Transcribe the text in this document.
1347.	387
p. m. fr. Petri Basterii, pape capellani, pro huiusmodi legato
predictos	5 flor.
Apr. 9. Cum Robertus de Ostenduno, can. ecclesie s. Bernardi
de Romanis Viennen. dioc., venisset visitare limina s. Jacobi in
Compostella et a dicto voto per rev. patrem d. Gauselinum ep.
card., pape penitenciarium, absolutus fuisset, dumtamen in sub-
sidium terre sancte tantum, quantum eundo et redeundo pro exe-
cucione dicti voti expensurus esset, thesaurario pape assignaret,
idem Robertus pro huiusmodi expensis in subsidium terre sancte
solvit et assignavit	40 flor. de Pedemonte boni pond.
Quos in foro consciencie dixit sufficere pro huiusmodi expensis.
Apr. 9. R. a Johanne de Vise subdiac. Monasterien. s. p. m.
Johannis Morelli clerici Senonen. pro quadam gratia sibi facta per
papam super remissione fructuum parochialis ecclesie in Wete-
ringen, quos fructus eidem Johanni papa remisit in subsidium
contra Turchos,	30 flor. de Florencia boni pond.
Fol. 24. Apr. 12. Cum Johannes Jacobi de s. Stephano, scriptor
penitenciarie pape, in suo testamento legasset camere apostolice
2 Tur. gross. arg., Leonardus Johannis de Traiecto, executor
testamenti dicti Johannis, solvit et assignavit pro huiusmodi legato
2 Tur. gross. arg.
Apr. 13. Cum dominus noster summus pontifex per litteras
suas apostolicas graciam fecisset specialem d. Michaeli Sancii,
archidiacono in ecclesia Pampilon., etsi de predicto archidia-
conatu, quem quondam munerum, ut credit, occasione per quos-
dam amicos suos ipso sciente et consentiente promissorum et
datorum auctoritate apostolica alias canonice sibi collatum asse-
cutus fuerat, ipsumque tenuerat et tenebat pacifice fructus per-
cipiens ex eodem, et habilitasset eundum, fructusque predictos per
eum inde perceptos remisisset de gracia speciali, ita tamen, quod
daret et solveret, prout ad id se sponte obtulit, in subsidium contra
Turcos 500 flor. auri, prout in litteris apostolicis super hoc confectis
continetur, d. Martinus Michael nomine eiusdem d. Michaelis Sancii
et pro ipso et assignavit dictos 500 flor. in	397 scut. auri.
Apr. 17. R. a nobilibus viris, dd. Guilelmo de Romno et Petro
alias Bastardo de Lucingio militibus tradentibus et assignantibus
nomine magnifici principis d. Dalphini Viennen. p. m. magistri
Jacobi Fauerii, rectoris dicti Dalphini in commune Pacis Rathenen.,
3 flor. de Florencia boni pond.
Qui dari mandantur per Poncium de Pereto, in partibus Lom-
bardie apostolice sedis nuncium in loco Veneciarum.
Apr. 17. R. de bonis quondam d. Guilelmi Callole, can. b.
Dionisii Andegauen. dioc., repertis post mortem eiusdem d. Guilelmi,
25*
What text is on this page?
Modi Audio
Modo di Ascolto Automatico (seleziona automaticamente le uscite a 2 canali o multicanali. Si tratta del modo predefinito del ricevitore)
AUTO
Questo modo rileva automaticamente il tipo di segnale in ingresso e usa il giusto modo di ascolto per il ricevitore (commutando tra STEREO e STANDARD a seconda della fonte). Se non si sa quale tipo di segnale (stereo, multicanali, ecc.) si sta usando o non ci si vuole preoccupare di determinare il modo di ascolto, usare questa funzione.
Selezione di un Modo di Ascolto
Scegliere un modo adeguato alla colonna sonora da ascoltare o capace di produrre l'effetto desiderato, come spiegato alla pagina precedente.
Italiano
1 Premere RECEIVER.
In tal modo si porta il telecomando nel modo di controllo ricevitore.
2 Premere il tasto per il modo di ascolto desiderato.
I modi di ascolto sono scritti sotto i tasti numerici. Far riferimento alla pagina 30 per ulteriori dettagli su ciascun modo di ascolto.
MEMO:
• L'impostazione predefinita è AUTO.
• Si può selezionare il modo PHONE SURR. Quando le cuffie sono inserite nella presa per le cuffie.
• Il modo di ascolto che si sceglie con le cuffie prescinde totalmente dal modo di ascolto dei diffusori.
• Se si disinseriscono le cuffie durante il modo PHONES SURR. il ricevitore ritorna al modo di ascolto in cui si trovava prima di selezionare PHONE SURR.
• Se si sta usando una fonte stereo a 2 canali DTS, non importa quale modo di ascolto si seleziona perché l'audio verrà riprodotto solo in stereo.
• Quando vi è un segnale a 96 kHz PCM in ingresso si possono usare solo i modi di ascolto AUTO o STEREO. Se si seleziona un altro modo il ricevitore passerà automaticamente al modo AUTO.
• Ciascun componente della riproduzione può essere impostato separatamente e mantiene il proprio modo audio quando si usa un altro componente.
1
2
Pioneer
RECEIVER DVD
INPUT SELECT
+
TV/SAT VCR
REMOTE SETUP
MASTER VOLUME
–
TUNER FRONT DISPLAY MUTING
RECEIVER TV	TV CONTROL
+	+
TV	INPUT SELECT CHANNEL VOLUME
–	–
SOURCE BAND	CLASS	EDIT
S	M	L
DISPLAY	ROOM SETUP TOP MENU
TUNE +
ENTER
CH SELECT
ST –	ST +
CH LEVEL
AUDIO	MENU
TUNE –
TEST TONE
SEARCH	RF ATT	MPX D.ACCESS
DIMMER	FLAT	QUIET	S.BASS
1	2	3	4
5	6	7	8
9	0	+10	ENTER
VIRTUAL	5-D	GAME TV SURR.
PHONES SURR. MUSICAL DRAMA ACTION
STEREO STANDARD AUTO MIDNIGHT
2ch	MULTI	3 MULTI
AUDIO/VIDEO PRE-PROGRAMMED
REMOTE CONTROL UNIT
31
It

^^^^^^^^

=== Your instructions ===
Copy out each record from above, exactly.

=== Result for this exercise ===
Transcribe the text in this document.
1347.	387
p. m. fr. Petri Basterii, pape capellani, pro huiusmodi legato
predictos	5 flor.
Apr. 9. Cum Robertus de Ostenduno, can. ecclesie s. Bernardi
de Romanis Viennen. dioc., venisset visitare limina s. Jacobi in
Compostella et a dicto voto per rev. patrem d. Gauselinum ep.
card., pape penitenciarium, absolutus fuisset, dumtamen in sub-
sidium terre sancte tantum, quantum eundo et redeundo pro exe-
cucione dicti voti expensurus esset, thesaurario pape assignaret,
idem Robertus pro huiusmodi expensis in subsidium terre sancte
solvit et assignavit	40 flor. de Pedemonte boni pond.
Quos in foro consciencie dixit sufficere pro huiusmodi expensis.
Apr. 9. R. a Johanne de Vise subdiac. Monasterien. s. p. m.
Johannis Morelli clerici Senonen. pro quadam gratia sibi facta per
papam super remissione fructuum parochialis ecclesie in Wete-
ringen, quos fructus eidem Johanni papa remisit in subsidium
contra Turchos,	30 flor. de Florencia boni pond.
Fol. 24. Apr. 12. Cum Johannes Jacobi de s. Stephano, scriptor
penitenciarie pape, in suo testamento legasset camere apostolice
2 Tur. gross. arg., Leonardus Johannis de Traiecto, executor
testamenti dicti Johannis, solvit et assignavit pro huiusmodi legato
2 Tur. gross. arg.
Apr. 13. Cum dominus noster summus pontifex per litteras
suas apostolicas graciam fecisset specialem d. Michaeli Sancii,
archidiacono in ecclesia Pampilon., etsi de predicto archidia-
conatu, quem quondam munerum, ut credit, occasione per quos-
dam amicos suos ipso sciente et consentiente promissorum et
datorum auctoritate apostolica alias canonice sibi collatum asse-
cutus fuerat, ipsumque tenuerat et tenebat pacifice fructus per-
cipiens ex eodem, et habilitasset eundum, fructusque predictos per
eum inde perceptos remisisset de gracia speciali, ita tamen, quod
daret et solveret, prout ad id se sponte obtulit, in subsidium contra
Turcos 500 flor. auri, prout in litteris apostolicis super hoc confectis
continetur, d. Martinus Michael nomine eiusdem d. Michaelis Sancii
et pro ipso et assignavit dictos 500 flor. in	397 scut. auri.
Apr. 17. R. a nobilibus viris, dd. Guilelmo de Romno et Petro
alias Bastardo de Lucingio militibus tradentibus et assignantibus
nomine magnifici principis d. Dalphini Viennen. p. m. magistri
Jacobi Fauerii, rectoris dicti Dalphini in commune Pacis Rathenen.,
3 flor. de Florencia boni pond.
Qui dari mandantur per Poncium de Pereto, in partibus Lom-
bardie apostolice sedis nuncium in loco Veneciarum.
Apr. 17. R. de bonis quondam d. Guilelmi Callole, can. b.
Dionisii Andegauen. dioc., repertis post mortem eiusdem d. Guilelmi,
25*
What text is on this page?
Modi Audio
Modo di Ascolto Automatico (seleziona automaticamente le uscite a 2 canali o multicanali. Si tratta del modo predefinito del ricevitore)
AUTO
Questo modo rileva automaticamente il tipo di segnale in ingresso e usa il giusto modo di ascolto per il ricevitore (commutando tra STEREO e STANDARD a seconda della fonte). Se non si sa quale tipo di segnale (stereo, multicanali, ecc.) si sta usando o non ci si vuole preoccupare di determinare il modo di ascolto, usare questa funzione.
Selezione di un Modo di Ascolto
Scegliere un modo adeguato alla colonna sonora da ascoltare o capace di produrre l'effetto desiderato, come spiegato alla pagina precedente.
Italiano
1 Premere RECEIVER.
In tal modo si porta il telecomando nel modo di controllo ricevitore.
2 Premere il tasto per il modo di ascolto desiderato.
I modi di ascolto sono scritti sotto i tasti numerici. Far riferimento alla pagina 30 per ulteriori dettagli su ciascun modo di ascolto.
MEMO:
• L'impostazione predefinita è AUTO.
• Si può selezionare il modo PHONE SURR. Quando le cuffie sono inserite nella presa per le cuffie.
• Il modo di ascolto che si sceglie con le cuffie prescinde totalmente dal modo di ascolto dei diffusori.
• Se si disinseriscono le cuffie durante il modo PHONES SURR. il ricevitore ritorna al modo di ascolto in cui si trovava prima di selezionare PHONE SURR.
• Se si sta usando una fonte stereo a 2 canali DTS, non importa quale modo di ascolto si seleziona perché l'audio verrà riprodotto solo in stereo.
• Quando vi è un segnale a 96 kHz PCM in ingresso si possono usare solo i modi di ascolto AUTO o STEREO. Se si seleziona un altro modo il ricevitore passerà automaticamente al modo AUTO.
• Ciascun componente della riproduzione può essere impostato separatamente e mantiene il proprio modo audio quando si usa un altro componente.
1
2
Pioneer
RECEIVER DVD
INPUT SELECT
+
TV/SAT VCR
REMOTE SETUP
MASTER VOLUME
–
TUNER FRONT DISPLAY MUTING
RECEIVER TV	TV CONTROL
+	+
TV	INPUT SELECT CHANNEL VOLUME
–	–
SOURCE BAND	CLASS	EDIT
S	M	L
DISPLAY	ROOM SETUP TOP MENU
TUNE +
ENTER
CH SELECT
ST –	ST +
CH LEVEL
AUDIO	MENU
TUNE –
TEST TONE
SEARCH	RF ATT	MPX D.ACCESS
DIMMER	FLAT	QUIET	S.BASS
1	2	3	4
5	6	7	8
9	0	+10	ENTER
VIRTUAL	5-D	GAME TV SURR.
PHONES SURR. MUSICAL DRAMA ACTION
STEREO STANDARD AUTO MIDNIGHT
2ch	MULTI	3 MULTI
AUDIO/VIDEO PRE-PROGRAMMED
REMOTE CONTROL UNIT
31
It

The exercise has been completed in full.